• **Task directions**
Pull every line from the material below word for word, and leave the pictures out.

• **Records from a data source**

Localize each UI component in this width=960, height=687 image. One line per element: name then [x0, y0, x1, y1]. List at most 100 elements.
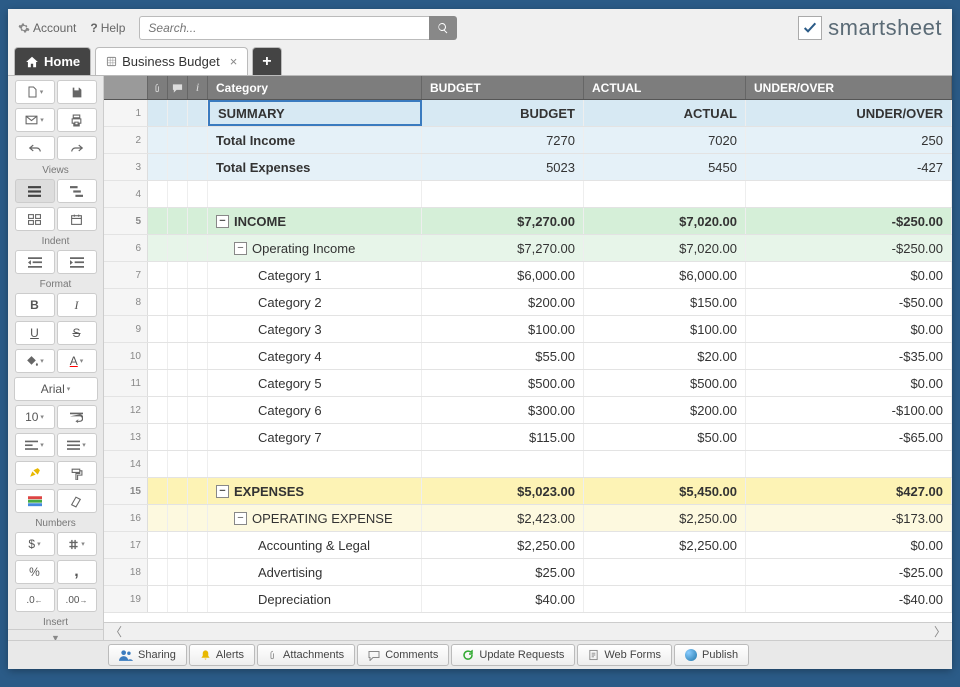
row-number[interactable]: 19 — [104, 586, 148, 612]
row-number[interactable]: 11 — [104, 370, 148, 396]
info-cell[interactable] — [188, 289, 208, 315]
cell-underover[interactable]: UNDER/OVER — [746, 100, 952, 126]
cell-category[interactable]: Advertising — [208, 559, 422, 585]
info-cell[interactable] — [188, 154, 208, 180]
collapse-icon[interactable]: − — [234, 242, 247, 255]
comment-cell[interactable] — [168, 181, 188, 207]
attach-cell[interactable] — [148, 343, 168, 369]
table-row[interactable]: 19Depreciation$40.00-$40.00 — [104, 586, 952, 613]
table-row[interactable]: 5−INCOME$7,270.00$7,020.00-$250.00 — [104, 208, 952, 235]
row-number[interactable]: 18 — [104, 559, 148, 585]
cell-underover[interactable]: -$50.00 — [746, 289, 952, 315]
attach-cell[interactable] — [148, 127, 168, 153]
tab-sheet[interactable]: Business Budget × — [95, 47, 248, 75]
cell-underover[interactable]: $427.00 — [746, 478, 952, 504]
indent-button[interactable] — [57, 250, 97, 274]
search-input[interactable] — [139, 16, 429, 40]
mail-button[interactable]: ▾ — [15, 108, 55, 132]
percent-button[interactable]: % — [15, 560, 55, 584]
search-button[interactable] — [429, 16, 457, 40]
row-number[interactable]: 5 — [104, 208, 148, 234]
comment-cell[interactable] — [168, 505, 188, 531]
cell-budget[interactable]: $2,250.00 — [422, 532, 584, 558]
cell-category[interactable]: −EXPENSES — [208, 478, 422, 504]
web-forms-button[interactable]: Web Forms — [577, 644, 672, 666]
info-cell[interactable] — [188, 262, 208, 288]
comma-button[interactable]: , — [57, 560, 97, 584]
cell-underover[interactable]: -$65.00 — [746, 424, 952, 450]
comment-cell[interactable] — [168, 154, 188, 180]
cell-category[interactable]: Category 7 — [208, 424, 422, 450]
cell-category[interactable]: Total Income — [208, 127, 422, 153]
cell-budget[interactable]: $55.00 — [422, 343, 584, 369]
cell-category[interactable]: Total Expenses — [208, 154, 422, 180]
currency-button[interactable]: $▾ — [15, 532, 55, 556]
table-row[interactable]: 4 — [104, 181, 952, 208]
col-head-actual[interactable]: ACTUAL — [584, 76, 746, 99]
info-cell[interactable] — [188, 235, 208, 261]
tab-close-icon[interactable]: × — [230, 54, 238, 69]
cell-budget[interactable] — [422, 451, 584, 477]
info-cell[interactable] — [188, 127, 208, 153]
table-row[interactable]: 6−Operating Income$7,270.00$7,020.00-$25… — [104, 235, 952, 262]
cell-category[interactable]: Category 2 — [208, 289, 422, 315]
cell-underover[interactable]: -$35.00 — [746, 343, 952, 369]
comment-cell[interactable] — [168, 559, 188, 585]
comment-cell[interactable] — [168, 451, 188, 477]
attach-col-head[interactable] — [148, 76, 168, 99]
cell-actual[interactable] — [584, 181, 746, 207]
outdent-button[interactable] — [15, 250, 55, 274]
attach-cell[interactable] — [148, 478, 168, 504]
cell-budget[interactable]: BUDGET — [422, 100, 584, 126]
attach-cell[interactable] — [148, 154, 168, 180]
attach-cell[interactable] — [148, 559, 168, 585]
col-head-underover[interactable]: UNDER/OVER — [746, 76, 952, 99]
info-cell[interactable] — [188, 100, 208, 126]
row-number[interactable]: 3 — [104, 154, 148, 180]
table-row[interactable]: 17Accounting & Legal$2,250.00$2,250.00$0… — [104, 532, 952, 559]
cell-category[interactable]: Depreciation — [208, 586, 422, 612]
attach-cell[interactable] — [148, 181, 168, 207]
collapse-icon[interactable]: − — [216, 485, 229, 498]
cell-category[interactable]: −OPERATING EXPENSE — [208, 505, 422, 531]
cell-underover[interactable]: -$250.00 — [746, 235, 952, 261]
cell-underover[interactable] — [746, 181, 952, 207]
text-color-button[interactable]: A▾ — [57, 349, 97, 373]
cell-category[interactable] — [208, 181, 422, 207]
cell-budget[interactable]: $200.00 — [422, 289, 584, 315]
table-row[interactable]: 13Category 7$115.00$50.00-$65.00 — [104, 424, 952, 451]
comment-cell[interactable] — [168, 127, 188, 153]
comment-cell[interactable] — [168, 100, 188, 126]
attachments-button[interactable]: Attachments — [257, 644, 355, 666]
info-cell[interactable] — [188, 397, 208, 423]
row-number[interactable]: 8 — [104, 289, 148, 315]
cell-budget[interactable]: 7270 — [422, 127, 584, 153]
table-row[interactable]: 18Advertising$25.00-$25.00 — [104, 559, 952, 586]
comment-cell[interactable] — [168, 586, 188, 612]
info-cell[interactable] — [188, 478, 208, 504]
cell-actual[interactable]: $500.00 — [584, 370, 746, 396]
cell-actual[interactable]: $7,020.00 — [584, 235, 746, 261]
cell-underover[interactable] — [746, 451, 952, 477]
help-link[interactable]: ? Help — [90, 21, 125, 35]
update-requests-button[interactable]: Update Requests — [451, 644, 575, 666]
cell-underover[interactable]: -427 — [746, 154, 952, 180]
dec-dec-button[interactable]: .00→ — [57, 588, 97, 612]
row-number[interactable]: 16 — [104, 505, 148, 531]
table-row[interactable]: 16−OPERATING EXPENSE$2,423.00$2,250.00-$… — [104, 505, 952, 532]
calendar-view-button[interactable] — [57, 207, 97, 231]
print-button[interactable] — [57, 108, 97, 132]
cell-underover[interactable]: -$40.00 — [746, 586, 952, 612]
cell-category[interactable]: Category 1 — [208, 262, 422, 288]
bold-button[interactable]: B — [15, 293, 55, 317]
cell-category[interactable]: Accounting & Legal — [208, 532, 422, 558]
info-col-head[interactable]: i — [188, 76, 208, 99]
attach-cell[interactable] — [148, 235, 168, 261]
table-row[interactable]: 7Category 1$6,000.00$6,000.00$0.00 — [104, 262, 952, 289]
cell-actual[interactable]: $6,000.00 — [584, 262, 746, 288]
info-cell[interactable] — [188, 343, 208, 369]
comment-cell[interactable] — [168, 208, 188, 234]
attach-cell[interactable] — [148, 289, 168, 315]
sharing-button[interactable]: Sharing — [108, 644, 187, 666]
font-select[interactable]: Arial▾ — [14, 377, 98, 401]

• **Correct result**
Localize each UI component in this width=960, height=687 image. One line per element: name then [x0, y0, x1, y1]. List at most 100 elements.
row-number[interactable]: 19 — [104, 586, 148, 612]
row-number[interactable]: 11 — [104, 370, 148, 396]
info-cell[interactable] — [188, 289, 208, 315]
cell-underover[interactable]: UNDER/OVER — [746, 100, 952, 126]
cell-category[interactable]: Advertising — [208, 559, 422, 585]
info-cell[interactable] — [188, 154, 208, 180]
collapse-icon[interactable]: − — [234, 242, 247, 255]
comment-cell[interactable] — [168, 181, 188, 207]
attach-cell[interactable] — [148, 343, 168, 369]
table-row[interactable]: 19Depreciation$40.00-$40.00 — [104, 586, 952, 613]
table-row[interactable]: 5−INCOME$7,270.00$7,020.00-$250.00 — [104, 208, 952, 235]
row-number[interactable]: 18 — [104, 559, 148, 585]
cell-underover[interactable]: -$50.00 — [746, 289, 952, 315]
attach-cell[interactable] — [148, 127, 168, 153]
tab-sheet[interactable]: Business Budget × — [95, 47, 248, 75]
cell-underover[interactable]: $427.00 — [746, 478, 952, 504]
indent-button[interactable] — [57, 250, 97, 274]
search-input[interactable] — [139, 16, 429, 40]
mail-button[interactable]: ▾ — [15, 108, 55, 132]
percent-button[interactable]: % — [15, 560, 55, 584]
search-button[interactable] — [429, 16, 457, 40]
row-number[interactable]: 5 — [104, 208, 148, 234]
comment-cell[interactable] — [168, 505, 188, 531]
cell-budget[interactable]: $2,250.00 — [422, 532, 584, 558]
cell-category[interactable]: −EXPENSES — [208, 478, 422, 504]
web-forms-button[interactable]: Web Forms — [577, 644, 672, 666]
info-cell[interactable] — [188, 262, 208, 288]
comma-button[interactable]: , — [57, 560, 97, 584]
cell-underover[interactable]: -$65.00 — [746, 424, 952, 450]
comment-cell[interactable] — [168, 154, 188, 180]
cell-category[interactable]: Category 7 — [208, 424, 422, 450]
cell-category[interactable]: Total Income — [208, 127, 422, 153]
cell-budget[interactable]: $55.00 — [422, 343, 584, 369]
cell-category[interactable]: Total Expenses — [208, 154, 422, 180]
currency-button[interactable]: $▾ — [15, 532, 55, 556]
table-row[interactable]: 4 — [104, 181, 952, 208]
col-head-actual[interactable]: ACTUAL — [584, 76, 746, 99]
info-cell[interactable] — [188, 235, 208, 261]
tab-close-icon[interactable]: × — [230, 54, 238, 69]
cell-budget[interactable] — [422, 451, 584, 477]
info-cell[interactable] — [188, 127, 208, 153]
table-row[interactable]: 6−Operating Income$7,270.00$7,020.00-$25… — [104, 235, 952, 262]
cell-category[interactable]: Category 2 — [208, 289, 422, 315]
cell-underover[interactable]: -$35.00 — [746, 343, 952, 369]
comment-cell[interactable] — [168, 559, 188, 585]
comment-cell[interactable] — [168, 451, 188, 477]
attach-col-head[interactable] — [148, 76, 168, 99]
cell-actual[interactable] — [584, 181, 746, 207]
outdent-button[interactable] — [15, 250, 55, 274]
attach-cell[interactable] — [148, 478, 168, 504]
cell-budget[interactable]: BUDGET — [422, 100, 584, 126]
attach-cell[interactable] — [148, 154, 168, 180]
attach-cell[interactable] — [148, 559, 168, 585]
col-head-underover[interactable]: UNDER/OVER — [746, 76, 952, 99]
info-cell[interactable] — [188, 100, 208, 126]
row-number[interactable]: 3 — [104, 154, 148, 180]
table-row[interactable]: 17Accounting & Legal$2,250.00$2,250.00$0… — [104, 532, 952, 559]
cell-category[interactable]: Depreciation — [208, 586, 422, 612]
attach-cell[interactable] — [148, 181, 168, 207]
collapse-icon[interactable]: − — [216, 485, 229, 498]
cell-category[interactable]: −OPERATING EXPENSE — [208, 505, 422, 531]
cell-underover[interactable]: -$250.00 — [746, 235, 952, 261]
cell-underover[interactable] — [746, 181, 952, 207]
text-color-button[interactable]: A▾ — [57, 349, 97, 373]
cell-category[interactable] — [208, 181, 422, 207]
cell-budget[interactable]: $200.00 — [422, 289, 584, 315]
table-row[interactable]: 13Category 7$115.00$50.00-$65.00 — [104, 424, 952, 451]
comment-cell[interactable] — [168, 127, 188, 153]
comment-cell[interactable] — [168, 100, 188, 126]
attachments-button[interactable]: Attachments — [257, 644, 355, 666]
info-cell[interactable] — [188, 397, 208, 423]
row-number[interactable]: 8 — [104, 289, 148, 315]
cell-budget[interactable]: 7270 — [422, 127, 584, 153]
table-row[interactable]: 18Advertising$25.00-$25.00 — [104, 559, 952, 586]
comment-cell[interactable] — [168, 586, 188, 612]
info-cell[interactable] — [188, 478, 208, 504]
cell-actual[interactable]: $500.00 — [584, 370, 746, 396]
cell-actual[interactable]: $7,020.00 — [584, 235, 746, 261]
cell-underover[interactable] — [746, 451, 952, 477]
help-link[interactable]: ? Help — [90, 21, 125, 35]
update-requests-button[interactable]: Update Requests — [451, 644, 575, 666]
cell-underover[interactable]: -427 — [746, 154, 952, 180]
dec-dec-button[interactable]: .00→ — [57, 588, 97, 612]
row-number[interactable]: 16 — [104, 505, 148, 531]
table-row[interactable]: 16−OPERATING EXPENSE$2,423.00$2,250.00-$… — [104, 505, 952, 532]
calendar-view-button[interactable] — [57, 207, 97, 231]
print-button[interactable] — [57, 108, 97, 132]
cell-underover[interactable]: -$40.00 — [746, 586, 952, 612]
cell-category[interactable]: Category 1 — [208, 262, 422, 288]
bold-button[interactable]: B — [15, 293, 55, 317]
cell-category[interactable]: Accounting & Legal — [208, 532, 422, 558]
info-col-head[interactable]: i — [188, 76, 208, 99]
attach-cell[interactable] — [148, 235, 168, 261]
table-row[interactable]: 7Category 1$6,000.00$6,000.00$0.00 — [104, 262, 952, 289]
cell-actual[interactable]: $6,000.00 — [584, 262, 746, 288]
info-cell[interactable] — [188, 343, 208, 369]
comment-cell[interactable] — [168, 208, 188, 234]
attach-cell[interactable] — [148, 289, 168, 315]
sharing-button[interactable]: Sharing — [108, 644, 187, 666]
font-select[interactable]: Arial▾ — [14, 377, 98, 401]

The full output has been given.